### PROBLEM REQUIREMENTS
Would you reproduce the entries exactly, including every line?
═════ EXERCISE DATA
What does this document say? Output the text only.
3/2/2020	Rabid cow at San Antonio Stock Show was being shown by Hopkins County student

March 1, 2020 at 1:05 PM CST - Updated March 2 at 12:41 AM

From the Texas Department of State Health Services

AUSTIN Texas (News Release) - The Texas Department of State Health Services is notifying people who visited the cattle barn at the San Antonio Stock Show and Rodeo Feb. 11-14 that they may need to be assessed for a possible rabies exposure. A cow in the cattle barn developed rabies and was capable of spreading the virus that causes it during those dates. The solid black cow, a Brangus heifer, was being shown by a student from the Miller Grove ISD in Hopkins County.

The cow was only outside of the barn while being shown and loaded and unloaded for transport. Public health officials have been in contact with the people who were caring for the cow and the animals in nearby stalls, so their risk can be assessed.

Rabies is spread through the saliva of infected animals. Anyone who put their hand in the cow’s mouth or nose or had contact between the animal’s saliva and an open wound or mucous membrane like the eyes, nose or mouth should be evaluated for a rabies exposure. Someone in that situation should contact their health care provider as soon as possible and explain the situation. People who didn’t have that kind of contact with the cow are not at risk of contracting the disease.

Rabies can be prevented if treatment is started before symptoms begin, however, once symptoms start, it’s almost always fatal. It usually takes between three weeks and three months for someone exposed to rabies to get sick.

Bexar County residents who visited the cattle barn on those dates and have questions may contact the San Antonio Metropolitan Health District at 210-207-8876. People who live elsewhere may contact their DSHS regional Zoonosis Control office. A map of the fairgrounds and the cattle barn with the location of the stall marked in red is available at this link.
══════════
### EXERCISE ANSWER
What does this document say? Output the text only.
3/2/2020	Rabid cow at San Antonio Stock Show was being shown by Hopkins County student

March 1, 2020 at 1:05 PM CST - Updated March 2 at 12:41 AM

From the Texas Department of State Health Services

AUSTIN Texas (News Release) - The Texas Department of State Health Services is notifying people who visited the cattle barn at the San Antonio Stock Show and Rodeo Feb. 11-14 that they may need to be assessed for a possible rabies exposure. A cow in the cattle barn developed rabies and was capable of spreading the virus that causes it during those dates. The solid black cow, a Brangus heifer, was being shown by a student from the Miller Grove ISD in Hopkins County.

The cow was only outside of the barn while being shown and loaded and unloaded for transport. Public health officials have been in contact with the people who were caring for the cow and the animals in nearby stalls, so their risk can be assessed.

Rabies is spread through the saliva of infected animals. Anyone who put their hand in the cow’s mouth or nose or had contact between the animal’s saliva and an open wound or mucous membrane like the eyes, nose or mouth should be evaluated for a rabies exposure. Someone in that situation should contact their health care provider as soon as possible and explain the situation. People who didn’t have that kind of contact with the cow are not at risk of contracting the disease.

Rabies can be prevented if treatment is started before symptoms begin, however, once symptoms start, it’s almost always fatal. It usually takes between three weeks and three months for someone exposed to rabies to get sick.

Bexar County residents who visited the cattle barn on those dates and have questions may contact the San Antonio Metropolitan Health District at 210-207-8876. People who live elsewhere may contact their DSHS regional Zoonosis Control office. A map of the fairgrounds and the cattle barn with the location of the stall marked in red is available at this link.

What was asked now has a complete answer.